Task brief: Give back the records below exactly, every one, with no pictures.

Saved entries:
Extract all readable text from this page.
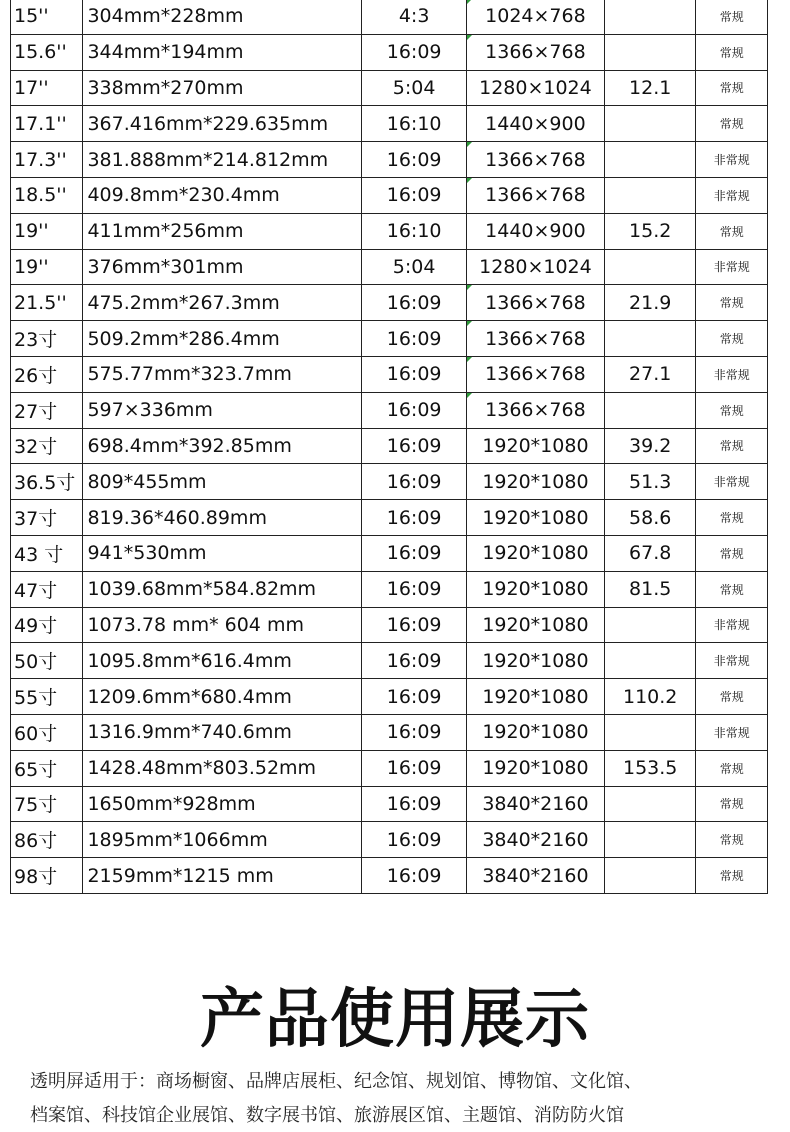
15''	304mm*228mm	4:3	1024×768		常规
15.6''	344mm*194mm	16:09	1366×768		常规
17''	338mm*270mm	5:04	1280×1024	12.1	常规
17.1''	367.416mm*229.635mm	16:10	1440×900		常规
17.3''	381.888mm*214.812mm	16:09	1366×768		非常规
18.5''	409.8mm*230.4mm	16:09	1366×768		非常规
19''	411mm*256mm	16:10	1440×900	15.2	常规
19''	376mm*301mm	5:04	1280×1024		非常规
21.5''	475.2mm*267.3mm	16:09	1366×768	21.9	常规
23寸	509.2mm*286.4mm	16:09	1366×768		常规
26寸	575.77mm*323.7mm	16:09	1366×768	27.1	非常规
27寸	597×336mm	16:09	1366×768		常规
32寸	698.4mm*392.85mm	16:09	1920*1080	39.2	常规
36.5寸	809*455mm	16:09	1920*1080	51.3	非常规
37寸	819.36*460.89mm	16:09	1920*1080	58.6	常规
43 寸	941*530mm	16:09	1920*1080	67.8	常规
47寸	1039.68mm*584.82mm	16:09	1920*1080	81.5	常规
49寸	1073.78 mm* 604 mm	16:09	1920*1080		非常规
50寸	1095.8mm*616.4mm	16:09	1920*1080		非常规
55寸	1209.6mm*680.4mm	16:09	1920*1080	110.2	常规
60寸	1316.9mm*740.6mm	16:09	1920*1080		非常规
65寸	1428.48mm*803.52mm	16:09	1920*1080	153.5	常规
75寸	1650mm*928mm	16:09	3840*2160		常规
86寸	1895mm*1066mm	16:09	3840*2160		常规
98寸	2159mm*1215 mm	16:09	3840*2160		常规
产品使用展示

透明屏适用于：商场橱窗、品牌店展柜、纪念馆、规划馆、博物馆、文化馆、

档案馆、科技馆企业展馆、数字展书馆、旅游展区馆、主题馆、消防防火馆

Exercise solution:
Extract all readable text from this page.
15''	304mm*228mm	4:3	1024×768		常规
15.6''	344mm*194mm	16:09	1366×768		常规
17''	338mm*270mm	5:04	1280×1024	12.1	常规
17.1''	367.416mm*229.635mm	16:10	1440×900		常规
17.3''	381.888mm*214.812mm	16:09	1366×768		非常规
18.5''	409.8mm*230.4mm	16:09	1366×768		非常规
19''	411mm*256mm	16:10	1440×900	15.2	常规
19''	376mm*301mm	5:04	1280×1024		非常规
21.5''	475.2mm*267.3mm	16:09	1366×768	21.9	常规
23寸	509.2mm*286.4mm	16:09	1366×768		常规
26寸	575.77mm*323.7mm	16:09	1366×768	27.1	非常规
27寸	597×336mm	16:09	1366×768		常规
32寸	698.4mm*392.85mm	16:09	1920*1080	39.2	常规
36.5寸	809*455mm	16:09	1920*1080	51.3	非常规
37寸	819.36*460.89mm	16:09	1920*1080	58.6	常规
43 寸	941*530mm	16:09	1920*1080	67.8	常规
47寸	1039.68mm*584.82mm	16:09	1920*1080	81.5	常规
49寸	1073.78 mm* 604 mm	16:09	1920*1080		非常规
50寸	1095.8mm*616.4mm	16:09	1920*1080		非常规
55寸	1209.6mm*680.4mm	16:09	1920*1080	110.2	常规
60寸	1316.9mm*740.6mm	16:09	1920*1080		非常规
65寸	1428.48mm*803.52mm	16:09	1920*1080	153.5	常规
75寸	1650mm*928mm	16:09	3840*2160		常规
86寸	1895mm*1066mm	16:09	3840*2160		常规
98寸	2159mm*1215 mm	16:09	3840*2160		常规
产品使用展示

透明屏适用于：商场橱窗、品牌店展柜、纪念馆、规划馆、博物馆、文化馆、

档案馆、科技馆企业展馆、数字展书馆、旅游展区馆、主题馆、消防防火馆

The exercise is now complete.